## Study text
↓
Discovery of novel conserved peptide domains by ortholog comparison within plant multi-protein families.

Assigning individual functions to the proteins encoded by the genome of the dicotyledonous reference species Arabidopsis thaliana is one of the major challenges in current plant molecular biology. Frequently, Arabidopsis protein families are biocomputationally analyzed by multiple amino acid sequence alignments of the respective family members for detection of conserved peptide motifs that might be of functional relevance. Mere sequence alignment of paralogous sequences may obscure amino acid patches that are highly conserved amongst orthologs and thus potentially relevant for isoform-specific protein function(s). Here I exemplarily illustrate this potential pitfall by amino acid sequence alignments of the heptahelical MLO proteins using either the suite of 15 isoforms (paralogs) encoded by the Arabidopsis genome or a collection of 13 ortholog sequences derived from a set of both monocotyledonous and dicotyledonous plant species. The findings are corroborated by an analogous analysis of the distinct plant multi-protein family of CONSTANS-like transcription regulators. The data reveal that the generally higher sequence similarity of orthologs versus paralogs is not uniformly distributed among the amino acid positions of the orthologs but at least partially clustered in distinct sites/domains, suggesting conservation of isoform-specific functional modules across taxa.
↑
## Aim of the exercise
Answer these questions from the abstract on conserved peptide domains above.
(a) How many MLO isoforms are encoded by the Arabidopsis genome?
(b) How many MLO ortholog sequences were aligned, and from what kinds of plant species?
(c) Which other plant multi-protein family was analyzed to corroborate the findings?

## Data section
↓
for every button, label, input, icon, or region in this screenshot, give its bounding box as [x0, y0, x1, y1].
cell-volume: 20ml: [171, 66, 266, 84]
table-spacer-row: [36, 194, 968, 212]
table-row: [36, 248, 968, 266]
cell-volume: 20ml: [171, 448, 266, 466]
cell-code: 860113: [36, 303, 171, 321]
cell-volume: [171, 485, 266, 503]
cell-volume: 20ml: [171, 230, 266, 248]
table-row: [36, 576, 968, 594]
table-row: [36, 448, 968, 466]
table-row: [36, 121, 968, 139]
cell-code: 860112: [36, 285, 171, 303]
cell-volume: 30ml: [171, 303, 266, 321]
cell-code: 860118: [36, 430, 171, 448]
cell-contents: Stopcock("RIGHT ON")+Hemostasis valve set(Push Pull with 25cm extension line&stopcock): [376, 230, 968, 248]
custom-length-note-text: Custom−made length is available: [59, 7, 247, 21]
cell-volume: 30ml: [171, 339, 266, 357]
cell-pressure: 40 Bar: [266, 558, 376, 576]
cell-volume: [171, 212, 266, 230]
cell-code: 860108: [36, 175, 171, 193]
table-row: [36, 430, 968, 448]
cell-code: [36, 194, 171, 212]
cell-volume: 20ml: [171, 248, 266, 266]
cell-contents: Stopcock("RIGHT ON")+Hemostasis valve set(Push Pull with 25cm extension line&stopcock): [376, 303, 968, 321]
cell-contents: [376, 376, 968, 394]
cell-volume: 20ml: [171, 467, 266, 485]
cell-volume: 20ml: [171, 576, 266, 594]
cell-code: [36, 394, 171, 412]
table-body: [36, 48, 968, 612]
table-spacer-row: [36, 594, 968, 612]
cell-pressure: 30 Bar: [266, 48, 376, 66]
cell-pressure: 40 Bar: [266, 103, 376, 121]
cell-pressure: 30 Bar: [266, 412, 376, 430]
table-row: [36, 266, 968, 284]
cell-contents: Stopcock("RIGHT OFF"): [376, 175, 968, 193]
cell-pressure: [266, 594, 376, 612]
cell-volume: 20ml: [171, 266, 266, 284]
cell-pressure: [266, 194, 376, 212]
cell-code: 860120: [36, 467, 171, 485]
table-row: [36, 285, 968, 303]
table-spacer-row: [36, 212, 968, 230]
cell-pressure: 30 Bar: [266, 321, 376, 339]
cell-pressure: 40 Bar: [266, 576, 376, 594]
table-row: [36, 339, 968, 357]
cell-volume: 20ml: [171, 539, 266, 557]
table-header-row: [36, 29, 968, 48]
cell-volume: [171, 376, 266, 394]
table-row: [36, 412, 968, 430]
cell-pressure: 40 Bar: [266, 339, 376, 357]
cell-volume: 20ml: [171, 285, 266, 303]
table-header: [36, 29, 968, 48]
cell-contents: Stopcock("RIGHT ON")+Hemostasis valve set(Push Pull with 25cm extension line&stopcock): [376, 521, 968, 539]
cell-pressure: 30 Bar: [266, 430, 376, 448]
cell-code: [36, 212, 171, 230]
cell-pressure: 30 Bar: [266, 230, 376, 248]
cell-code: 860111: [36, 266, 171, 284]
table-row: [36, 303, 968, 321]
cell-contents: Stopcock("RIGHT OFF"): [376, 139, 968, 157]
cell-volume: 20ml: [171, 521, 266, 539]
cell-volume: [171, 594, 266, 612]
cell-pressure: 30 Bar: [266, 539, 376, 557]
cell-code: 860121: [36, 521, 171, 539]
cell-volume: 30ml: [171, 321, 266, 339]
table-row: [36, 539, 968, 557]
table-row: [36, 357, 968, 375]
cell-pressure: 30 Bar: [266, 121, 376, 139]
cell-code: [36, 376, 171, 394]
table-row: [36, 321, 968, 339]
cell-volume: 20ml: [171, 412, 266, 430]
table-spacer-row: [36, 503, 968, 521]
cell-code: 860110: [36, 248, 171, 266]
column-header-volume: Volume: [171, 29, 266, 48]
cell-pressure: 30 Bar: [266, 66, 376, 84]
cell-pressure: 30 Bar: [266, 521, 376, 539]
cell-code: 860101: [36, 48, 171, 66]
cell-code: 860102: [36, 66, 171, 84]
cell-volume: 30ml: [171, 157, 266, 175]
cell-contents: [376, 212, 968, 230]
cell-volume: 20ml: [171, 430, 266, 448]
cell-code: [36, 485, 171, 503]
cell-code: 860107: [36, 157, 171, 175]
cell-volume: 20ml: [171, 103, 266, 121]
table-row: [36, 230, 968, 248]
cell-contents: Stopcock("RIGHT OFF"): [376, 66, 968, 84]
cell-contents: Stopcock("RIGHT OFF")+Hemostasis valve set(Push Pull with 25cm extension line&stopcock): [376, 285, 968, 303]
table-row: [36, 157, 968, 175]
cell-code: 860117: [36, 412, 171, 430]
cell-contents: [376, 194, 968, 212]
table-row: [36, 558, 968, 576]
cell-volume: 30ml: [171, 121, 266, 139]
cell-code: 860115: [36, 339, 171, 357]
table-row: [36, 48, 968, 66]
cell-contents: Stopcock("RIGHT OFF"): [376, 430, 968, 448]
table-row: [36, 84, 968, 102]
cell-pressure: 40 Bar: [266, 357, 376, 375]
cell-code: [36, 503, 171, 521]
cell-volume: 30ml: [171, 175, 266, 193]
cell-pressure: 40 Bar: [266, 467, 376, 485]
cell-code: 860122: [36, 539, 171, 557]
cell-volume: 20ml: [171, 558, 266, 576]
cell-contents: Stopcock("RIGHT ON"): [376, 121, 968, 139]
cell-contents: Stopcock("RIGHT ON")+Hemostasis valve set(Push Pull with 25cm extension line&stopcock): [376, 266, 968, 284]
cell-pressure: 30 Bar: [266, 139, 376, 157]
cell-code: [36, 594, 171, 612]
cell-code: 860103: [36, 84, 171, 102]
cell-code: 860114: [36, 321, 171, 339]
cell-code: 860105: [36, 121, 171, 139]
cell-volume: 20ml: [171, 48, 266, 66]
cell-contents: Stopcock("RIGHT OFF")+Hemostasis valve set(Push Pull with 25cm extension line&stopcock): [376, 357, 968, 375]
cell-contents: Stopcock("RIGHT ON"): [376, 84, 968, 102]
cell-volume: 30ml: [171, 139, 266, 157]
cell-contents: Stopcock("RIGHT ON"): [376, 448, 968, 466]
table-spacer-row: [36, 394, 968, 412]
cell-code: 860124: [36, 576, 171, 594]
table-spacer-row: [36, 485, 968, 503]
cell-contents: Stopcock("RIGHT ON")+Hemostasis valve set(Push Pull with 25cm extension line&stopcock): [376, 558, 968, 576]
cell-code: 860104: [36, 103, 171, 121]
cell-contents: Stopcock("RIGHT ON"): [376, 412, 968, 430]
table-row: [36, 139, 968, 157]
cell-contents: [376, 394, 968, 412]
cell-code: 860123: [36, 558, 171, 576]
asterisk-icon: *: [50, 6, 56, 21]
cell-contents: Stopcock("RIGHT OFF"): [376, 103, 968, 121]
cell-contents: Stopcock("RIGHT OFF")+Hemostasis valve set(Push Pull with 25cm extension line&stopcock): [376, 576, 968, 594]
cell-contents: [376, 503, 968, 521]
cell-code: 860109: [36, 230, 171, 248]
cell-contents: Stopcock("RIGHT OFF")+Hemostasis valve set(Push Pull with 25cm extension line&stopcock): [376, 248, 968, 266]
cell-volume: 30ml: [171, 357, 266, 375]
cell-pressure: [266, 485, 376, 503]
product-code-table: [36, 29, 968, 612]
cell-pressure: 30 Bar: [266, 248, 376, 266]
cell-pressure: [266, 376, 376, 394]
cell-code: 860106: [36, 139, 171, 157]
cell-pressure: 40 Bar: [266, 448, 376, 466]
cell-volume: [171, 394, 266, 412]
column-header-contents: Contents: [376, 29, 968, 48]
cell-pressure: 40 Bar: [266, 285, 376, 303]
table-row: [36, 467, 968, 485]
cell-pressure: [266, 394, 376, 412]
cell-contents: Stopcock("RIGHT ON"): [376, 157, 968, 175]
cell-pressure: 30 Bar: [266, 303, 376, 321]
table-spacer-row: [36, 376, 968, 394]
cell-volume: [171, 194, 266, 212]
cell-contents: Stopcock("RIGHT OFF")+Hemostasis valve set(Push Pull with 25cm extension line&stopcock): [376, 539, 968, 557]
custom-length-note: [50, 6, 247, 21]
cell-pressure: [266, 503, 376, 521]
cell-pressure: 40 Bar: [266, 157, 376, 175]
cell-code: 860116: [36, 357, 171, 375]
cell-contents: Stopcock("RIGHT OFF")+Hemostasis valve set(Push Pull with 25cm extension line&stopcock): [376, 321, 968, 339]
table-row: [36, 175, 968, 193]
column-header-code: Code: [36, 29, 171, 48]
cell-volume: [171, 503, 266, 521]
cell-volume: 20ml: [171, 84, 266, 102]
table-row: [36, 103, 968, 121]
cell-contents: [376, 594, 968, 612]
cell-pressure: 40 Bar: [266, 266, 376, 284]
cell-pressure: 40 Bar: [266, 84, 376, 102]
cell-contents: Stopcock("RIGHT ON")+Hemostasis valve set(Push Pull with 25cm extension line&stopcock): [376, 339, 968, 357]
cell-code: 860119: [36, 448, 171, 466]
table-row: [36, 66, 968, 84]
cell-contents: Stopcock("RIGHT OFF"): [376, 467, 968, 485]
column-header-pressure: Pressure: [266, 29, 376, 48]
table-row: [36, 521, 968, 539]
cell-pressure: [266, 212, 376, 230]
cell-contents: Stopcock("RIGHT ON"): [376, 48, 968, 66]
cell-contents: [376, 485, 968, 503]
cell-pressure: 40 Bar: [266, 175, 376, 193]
↑
## Solution for this exercise
(a) 15 isoforms (paralogs).
(b) 13 ortholog sequences, from both monocotyledonous and dicotyledonous plant species.
(c) The CONSTANS-like transcription regulators.